Given data:
>>>
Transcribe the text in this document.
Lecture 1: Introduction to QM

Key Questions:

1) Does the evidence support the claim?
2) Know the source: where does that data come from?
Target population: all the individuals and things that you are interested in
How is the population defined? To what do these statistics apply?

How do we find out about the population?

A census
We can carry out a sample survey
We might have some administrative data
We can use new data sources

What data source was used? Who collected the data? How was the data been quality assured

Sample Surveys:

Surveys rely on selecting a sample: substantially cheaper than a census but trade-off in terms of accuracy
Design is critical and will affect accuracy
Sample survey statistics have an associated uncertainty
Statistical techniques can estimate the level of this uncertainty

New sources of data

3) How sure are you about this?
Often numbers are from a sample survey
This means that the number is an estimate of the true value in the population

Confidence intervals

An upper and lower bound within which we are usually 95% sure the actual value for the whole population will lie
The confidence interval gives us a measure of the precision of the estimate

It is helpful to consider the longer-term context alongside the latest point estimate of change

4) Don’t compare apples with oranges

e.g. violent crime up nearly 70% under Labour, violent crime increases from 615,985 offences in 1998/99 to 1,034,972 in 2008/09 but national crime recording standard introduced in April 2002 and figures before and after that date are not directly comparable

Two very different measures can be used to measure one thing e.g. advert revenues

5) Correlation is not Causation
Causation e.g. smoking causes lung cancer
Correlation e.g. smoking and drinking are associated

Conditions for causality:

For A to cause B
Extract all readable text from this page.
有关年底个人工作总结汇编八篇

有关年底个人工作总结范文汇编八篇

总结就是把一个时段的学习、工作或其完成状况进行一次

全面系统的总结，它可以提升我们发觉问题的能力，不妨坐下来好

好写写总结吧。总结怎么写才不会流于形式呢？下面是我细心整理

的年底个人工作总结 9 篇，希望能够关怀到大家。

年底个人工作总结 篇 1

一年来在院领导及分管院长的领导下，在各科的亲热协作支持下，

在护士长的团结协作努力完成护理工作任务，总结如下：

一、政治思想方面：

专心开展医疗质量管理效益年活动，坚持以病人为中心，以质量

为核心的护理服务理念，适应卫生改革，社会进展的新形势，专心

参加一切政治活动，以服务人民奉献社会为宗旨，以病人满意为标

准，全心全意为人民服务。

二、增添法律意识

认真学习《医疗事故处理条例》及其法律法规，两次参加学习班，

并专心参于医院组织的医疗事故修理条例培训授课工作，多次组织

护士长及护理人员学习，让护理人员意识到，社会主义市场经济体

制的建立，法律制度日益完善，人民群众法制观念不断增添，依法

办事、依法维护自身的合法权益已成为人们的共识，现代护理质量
<<<
Keep only the lines from the one containing "Extract all readable text from this page." to the end of the entries, and repeat them exactly.

Output:
Extract all readable text from this page.
有关年底个人工作总结汇编八篇

有关年底个人工作总结范文汇编八篇

总结就是把一个时段的学习、工作或其完成状况进行一次

全面系统的总结，它可以提升我们发觉问题的能力，不妨坐下来好

好写写总结吧。总结怎么写才不会流于形式呢？下面是我细心整理

的年底个人工作总结 9 篇，希望能够关怀到大家。

年底个人工作总结 篇 1

一年来在院领导及分管院长的领导下，在各科的亲热协作支持下，

在护士长的团结协作努力完成护理工作任务，总结如下：

一、政治思想方面：

专心开展医疗质量管理效益年活动，坚持以病人为中心，以质量

为核心的护理服务理念，适应卫生改革，社会进展的新形势，专心

参加一切政治活动，以服务人民奉献社会为宗旨，以病人满意为标

准，全心全意为人民服务。

二、增添法律意识

认真学习《医疗事故处理条例》及其法律法规，两次参加学习班，

并专心参于医院组织的医疗事故修理条例培训授课工作，多次组织

护士长及护理人员学习，让护理人员意识到，社会主义市场经济体

制的建立，法律制度日益完善，人民群众法制观念不断增添，依法

办事、依法维护自身的合法权益已成为人们的共识，现代护理质量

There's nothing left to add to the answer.